[Stored records]

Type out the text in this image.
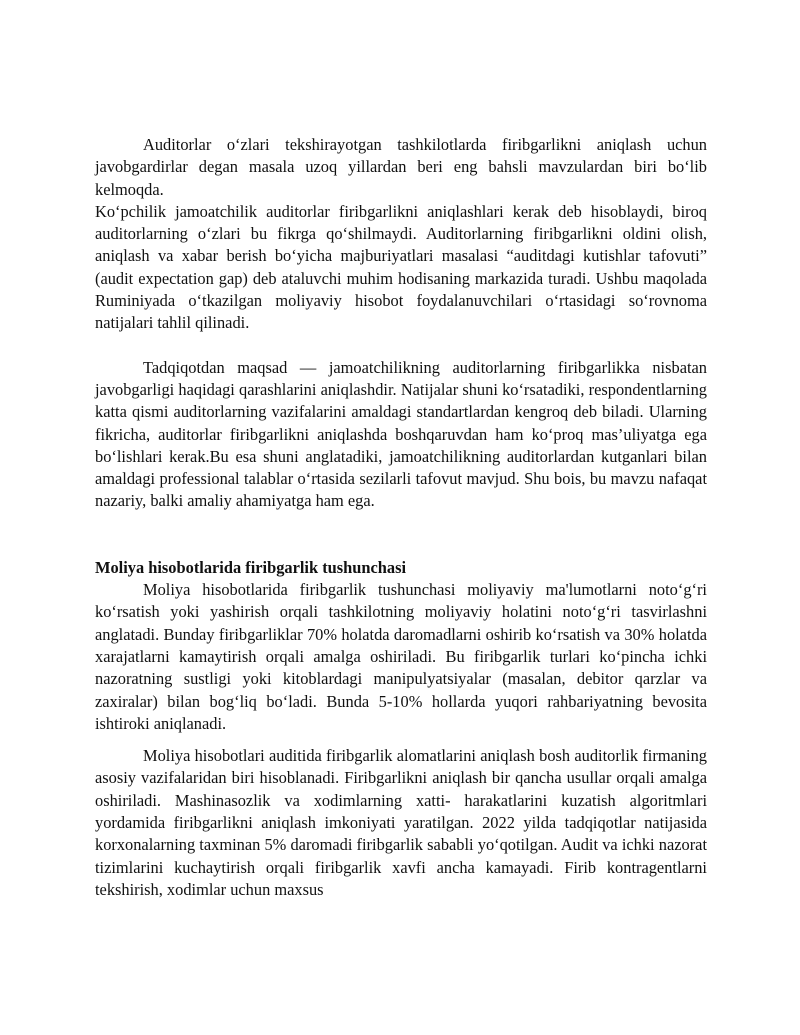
Auditorlar o‘zlari tekshirayotgan tashkilotlarda firibgarlikni aniqlash uchun javobgardirlar degan masala uzoq yillardan beri eng bahsli mavzulardan biri bo‘lib kelmoqda.

Ko‘pchilik jamoatchilik auditorlar firibgarlikni aniqlashlari kerak deb hisoblaydi, biroq auditorlarning o‘zlari bu fikrga qo‘shilmaydi. Auditorlarning firibgarlikni oldini olish, aniqlash va xabar berish bo‘yicha majburiyatlari masalasi “auditdagi kutishlar tafovuti” (audit expectation gap) deb ataluvchi muhim hodisaning markazida turadi. Ushbu maqolada Ruminiyada o‘tkazilgan moliyaviy hisobot foydalanuvchilari o‘rtasidagi so‘rovnoma natijalari tahlil qilinadi.

Tadqiqotdan maqsad — jamoatchilikning auditorlarning firibgarlikka nisbatan javobgarligi haqidagi qarashlarini aniqlashdir. Natijalar shuni ko‘rsatadiki, respondentlarning katta qismi auditorlarning vazifalarini amaldagi standartlardan kengroq deb biladi. Ularning fikricha, auditorlar firibgarlikni aniqlashda boshqaruvdan ham ko‘proq mas’uliyatga ega bo‘lishlari kerak.Bu esa shuni anglatadiki, jamoatchilikning auditorlardan kutganlari bilan amaldagi professional talablar o‘rtasida sezilarli tafovut mavjud. Shu bois, bu mavzu nafaqat nazariy, balki amaliy ahamiyatga ham ega.

Moliya hisobotlarida firibgarlik tushunchasi

Moliya hisobotlarida firibgarlik tushunchasi moliyaviy ma'lumotlarni noto‘g‘ri ko‘rsatish yoki yashirish orqali tashkilotning moliyaviy holatini noto‘g‘ri tasvirlashni anglatadi. Bunday firibgarliklar 70% holatda daromadlarni oshirib ko‘rsatish va 30% holatda xarajatlarni kamaytirish orqali amalga oshiriladi. Bu firibgarlik turlari ko‘pincha ichki nazoratning sustligi yoki kitoblardagi manipulyatsiyalar (masalan, debitor qarzlar va zaxiralar) bilan bog‘liq bo‘ladi. Bunda 5-10% hollarda yuqori rahbariyatning bevosita ishtiroki aniqlanadi.

Moliya hisobotlari auditida firibgarlik alomatlarini aniqlash bosh auditorlik firmaning asosiy vazifalaridan biri hisoblanadi. Firibgarlikni aniqlash bir qancha usullar orqali amalga oshiriladi. Mashinasozlik va xodimlarning xatti- harakatlarini kuzatish algoritmlari yordamida firibgarlikni aniqlash imkoniyati yaratilgan. 2022 yilda tadqiqotlar natijasida korxonalarning taxminan 5% daromadi firibgarlik sababli yo‘qotilgan. Audit va ichki nazorat tizimlarini kuchaytirish orqali firibgarlik xavfi ancha kamayadi. Firib kontragentlarni tekshirish, xodimlar uchun maxsus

_Objective_: Reproduce all entries without any change, and omit the pictures.

_Task answer_:
Type out the text in this image.
Auditorlar o‘zlari tekshirayotgan tashkilotlarda firibgarlikni aniqlash uchun javobgardirlar degan masala uzoq yillardan beri eng bahsli mavzulardan biri bo‘lib kelmoqda.

Ko‘pchilik jamoatchilik auditorlar firibgarlikni aniqlashlari kerak deb hisoblaydi, biroq auditorlarning o‘zlari bu fikrga qo‘shilmaydi. Auditorlarning firibgarlikni oldini olish, aniqlash va xabar berish bo‘yicha majburiyatlari masalasi “auditdagi kutishlar tafovuti” (audit expectation gap) deb ataluvchi muhim hodisaning markazida turadi. Ushbu maqolada Ruminiyada o‘tkazilgan moliyaviy hisobot foydalanuvchilari o‘rtasidagi so‘rovnoma natijalari tahlil qilinadi.

Tadqiqotdan maqsad — jamoatchilikning auditorlarning firibgarlikka nisbatan javobgarligi haqidagi qarashlarini aniqlashdir. Natijalar shuni ko‘rsatadiki, respondentlarning katta qismi auditorlarning vazifalarini amaldagi standartlardan kengroq deb biladi. Ularning fikricha, auditorlar firibgarlikni aniqlashda boshqaruvdan ham ko‘proq mas’uliyatga ega bo‘lishlari kerak.Bu esa shuni anglatadiki, jamoatchilikning auditorlardan kutganlari bilan amaldagi professional talablar o‘rtasida sezilarli tafovut mavjud. Shu bois, bu mavzu nafaqat nazariy, balki amaliy ahamiyatga ham ega.

Moliya hisobotlarida firibgarlik tushunchasi

Moliya hisobotlarida firibgarlik tushunchasi moliyaviy ma'lumotlarni noto‘g‘ri ko‘rsatish yoki yashirish orqali tashkilotning moliyaviy holatini noto‘g‘ri tasvirlashni anglatadi. Bunday firibgarliklar 70% holatda daromadlarni oshirib ko‘rsatish va 30% holatda xarajatlarni kamaytirish orqali amalga oshiriladi. Bu firibgarlik turlari ko‘pincha ichki nazoratning sustligi yoki kitoblardagi manipulyatsiyalar (masalan, debitor qarzlar va zaxiralar) bilan bog‘liq bo‘ladi. Bunda 5-10% hollarda yuqori rahbariyatning bevosita ishtiroki aniqlanadi.

Moliya hisobotlari auditida firibgarlik alomatlarini aniqlash bosh auditorlik firmaning asosiy vazifalaridan biri hisoblanadi. Firibgarlikni aniqlash bir qancha usullar orqali amalga oshiriladi. Mashinasozlik va xodimlarning xatti- harakatlarini kuzatish algoritmlari yordamida firibgarlikni aniqlash imkoniyati yaratilgan. 2022 yilda tadqiqotlar natijasida korxonalarning taxminan 5% daromadi firibgarlik sababli yo‘qotilgan. Audit va ichki nazorat tizimlarini kuchaytirish orqali firibgarlik xavfi ancha kamayadi. Firib kontragentlarni tekshirish, xodimlar uchun maxsus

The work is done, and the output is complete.